INSTRUCTIONS FOR THE TASK: Bring together all lines of the material below that contain the string "JSON".

Structured figure records
_ _ _ _ _ _ _

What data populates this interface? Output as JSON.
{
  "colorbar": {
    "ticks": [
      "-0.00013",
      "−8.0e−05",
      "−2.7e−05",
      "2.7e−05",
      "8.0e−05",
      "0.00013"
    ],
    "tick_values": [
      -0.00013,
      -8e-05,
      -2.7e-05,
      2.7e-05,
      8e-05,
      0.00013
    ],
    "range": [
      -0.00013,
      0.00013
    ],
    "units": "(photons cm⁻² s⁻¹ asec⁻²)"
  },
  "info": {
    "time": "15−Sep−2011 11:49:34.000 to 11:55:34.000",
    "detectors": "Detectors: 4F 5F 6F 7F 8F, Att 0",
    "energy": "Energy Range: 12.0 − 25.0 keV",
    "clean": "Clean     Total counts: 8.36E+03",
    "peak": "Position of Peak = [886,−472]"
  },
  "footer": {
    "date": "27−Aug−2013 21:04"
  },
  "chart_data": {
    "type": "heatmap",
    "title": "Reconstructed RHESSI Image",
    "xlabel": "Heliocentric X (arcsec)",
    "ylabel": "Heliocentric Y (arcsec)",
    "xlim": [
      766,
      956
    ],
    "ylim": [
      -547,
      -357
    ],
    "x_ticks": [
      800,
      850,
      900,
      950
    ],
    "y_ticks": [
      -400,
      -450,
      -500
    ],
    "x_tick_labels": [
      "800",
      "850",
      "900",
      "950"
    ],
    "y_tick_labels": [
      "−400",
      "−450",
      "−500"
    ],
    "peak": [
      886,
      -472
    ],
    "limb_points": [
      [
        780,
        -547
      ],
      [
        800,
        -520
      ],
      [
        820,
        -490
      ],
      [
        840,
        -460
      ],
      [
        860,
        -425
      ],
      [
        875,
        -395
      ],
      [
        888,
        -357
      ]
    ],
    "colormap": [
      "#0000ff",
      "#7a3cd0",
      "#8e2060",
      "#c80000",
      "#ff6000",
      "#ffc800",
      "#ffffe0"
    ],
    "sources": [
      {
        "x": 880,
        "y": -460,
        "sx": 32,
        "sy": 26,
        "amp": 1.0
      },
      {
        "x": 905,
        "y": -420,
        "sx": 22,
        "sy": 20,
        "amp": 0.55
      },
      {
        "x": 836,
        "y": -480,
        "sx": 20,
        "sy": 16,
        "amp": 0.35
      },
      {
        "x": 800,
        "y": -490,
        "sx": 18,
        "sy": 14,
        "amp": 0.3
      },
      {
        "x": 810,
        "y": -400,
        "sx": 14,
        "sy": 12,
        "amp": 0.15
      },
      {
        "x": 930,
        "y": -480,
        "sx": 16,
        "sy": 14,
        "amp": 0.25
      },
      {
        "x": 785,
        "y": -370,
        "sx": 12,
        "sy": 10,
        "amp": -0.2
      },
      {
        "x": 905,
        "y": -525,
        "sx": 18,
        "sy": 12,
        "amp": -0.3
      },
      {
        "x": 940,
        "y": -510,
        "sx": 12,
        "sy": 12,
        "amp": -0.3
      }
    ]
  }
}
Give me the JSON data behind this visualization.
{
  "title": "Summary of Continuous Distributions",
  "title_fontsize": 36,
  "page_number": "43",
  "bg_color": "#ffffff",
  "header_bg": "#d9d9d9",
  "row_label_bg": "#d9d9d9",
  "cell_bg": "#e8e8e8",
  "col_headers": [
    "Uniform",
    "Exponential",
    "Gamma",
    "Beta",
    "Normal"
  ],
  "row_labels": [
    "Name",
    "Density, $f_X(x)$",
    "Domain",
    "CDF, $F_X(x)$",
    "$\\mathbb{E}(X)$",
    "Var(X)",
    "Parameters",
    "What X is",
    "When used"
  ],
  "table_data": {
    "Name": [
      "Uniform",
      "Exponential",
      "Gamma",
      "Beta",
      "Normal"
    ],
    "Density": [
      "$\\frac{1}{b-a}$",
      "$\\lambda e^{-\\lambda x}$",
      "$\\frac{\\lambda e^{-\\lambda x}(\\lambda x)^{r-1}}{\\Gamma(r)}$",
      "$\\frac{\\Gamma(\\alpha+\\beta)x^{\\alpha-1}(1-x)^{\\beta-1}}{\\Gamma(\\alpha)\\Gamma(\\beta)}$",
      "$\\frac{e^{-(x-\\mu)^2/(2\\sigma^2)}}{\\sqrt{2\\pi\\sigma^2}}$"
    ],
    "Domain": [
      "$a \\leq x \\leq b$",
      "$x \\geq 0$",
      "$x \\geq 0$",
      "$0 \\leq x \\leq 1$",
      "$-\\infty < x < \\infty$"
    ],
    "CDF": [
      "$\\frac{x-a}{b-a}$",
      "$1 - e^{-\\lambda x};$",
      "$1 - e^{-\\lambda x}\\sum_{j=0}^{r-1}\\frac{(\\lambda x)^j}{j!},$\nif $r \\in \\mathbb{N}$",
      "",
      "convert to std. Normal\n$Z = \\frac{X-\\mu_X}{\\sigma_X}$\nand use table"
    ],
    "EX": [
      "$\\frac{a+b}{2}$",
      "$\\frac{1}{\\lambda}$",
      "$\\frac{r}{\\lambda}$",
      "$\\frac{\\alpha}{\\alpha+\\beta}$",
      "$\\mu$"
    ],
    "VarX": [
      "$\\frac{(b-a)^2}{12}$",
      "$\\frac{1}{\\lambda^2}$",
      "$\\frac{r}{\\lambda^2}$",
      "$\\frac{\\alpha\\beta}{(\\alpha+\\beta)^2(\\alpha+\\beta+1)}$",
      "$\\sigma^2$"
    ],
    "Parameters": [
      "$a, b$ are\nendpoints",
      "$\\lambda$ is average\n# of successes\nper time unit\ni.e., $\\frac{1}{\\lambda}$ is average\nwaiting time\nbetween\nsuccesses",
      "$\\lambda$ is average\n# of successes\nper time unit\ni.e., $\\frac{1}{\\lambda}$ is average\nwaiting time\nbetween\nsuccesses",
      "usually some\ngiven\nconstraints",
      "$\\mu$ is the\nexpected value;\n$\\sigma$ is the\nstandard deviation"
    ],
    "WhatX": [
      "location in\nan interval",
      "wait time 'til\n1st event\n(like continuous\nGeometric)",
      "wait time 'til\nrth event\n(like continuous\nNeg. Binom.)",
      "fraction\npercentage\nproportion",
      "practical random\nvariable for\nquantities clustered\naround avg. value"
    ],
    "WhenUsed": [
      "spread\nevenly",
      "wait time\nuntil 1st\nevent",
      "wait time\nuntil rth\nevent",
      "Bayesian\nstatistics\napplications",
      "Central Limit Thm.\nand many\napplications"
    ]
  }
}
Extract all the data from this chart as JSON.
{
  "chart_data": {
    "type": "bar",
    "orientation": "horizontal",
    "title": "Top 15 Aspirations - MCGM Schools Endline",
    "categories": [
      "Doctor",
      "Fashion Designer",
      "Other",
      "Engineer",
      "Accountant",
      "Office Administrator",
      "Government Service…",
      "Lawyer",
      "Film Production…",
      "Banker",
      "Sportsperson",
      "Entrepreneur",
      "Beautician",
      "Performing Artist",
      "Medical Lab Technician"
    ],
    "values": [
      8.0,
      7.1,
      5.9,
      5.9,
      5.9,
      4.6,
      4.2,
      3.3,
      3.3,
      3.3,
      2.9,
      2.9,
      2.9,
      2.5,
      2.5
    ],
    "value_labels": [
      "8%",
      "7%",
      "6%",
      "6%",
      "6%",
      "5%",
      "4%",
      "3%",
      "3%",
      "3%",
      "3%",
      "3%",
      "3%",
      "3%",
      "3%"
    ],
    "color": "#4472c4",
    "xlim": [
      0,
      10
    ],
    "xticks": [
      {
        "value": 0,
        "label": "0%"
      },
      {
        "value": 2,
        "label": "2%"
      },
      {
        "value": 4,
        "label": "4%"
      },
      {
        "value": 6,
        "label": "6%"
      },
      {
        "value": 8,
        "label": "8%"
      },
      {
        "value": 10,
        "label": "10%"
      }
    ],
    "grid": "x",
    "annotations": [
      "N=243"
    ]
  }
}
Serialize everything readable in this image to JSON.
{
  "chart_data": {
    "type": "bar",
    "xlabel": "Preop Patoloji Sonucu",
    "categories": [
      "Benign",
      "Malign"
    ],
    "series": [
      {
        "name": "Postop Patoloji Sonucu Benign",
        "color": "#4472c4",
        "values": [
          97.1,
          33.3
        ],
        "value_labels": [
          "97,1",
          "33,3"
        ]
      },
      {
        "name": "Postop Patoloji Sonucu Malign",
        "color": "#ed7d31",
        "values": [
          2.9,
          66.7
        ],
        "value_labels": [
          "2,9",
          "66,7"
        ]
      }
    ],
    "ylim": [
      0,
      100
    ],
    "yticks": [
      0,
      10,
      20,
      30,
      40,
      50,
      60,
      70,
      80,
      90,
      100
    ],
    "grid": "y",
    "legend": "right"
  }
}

_ _ _ _ _ _ _

RESPONSE TO THE TASK:
What data populates this interface? Output as JSON.
Give me the JSON data behind this visualization.
Extract all the data from this chart as JSON.
Serialize everything readable in this image to JSON.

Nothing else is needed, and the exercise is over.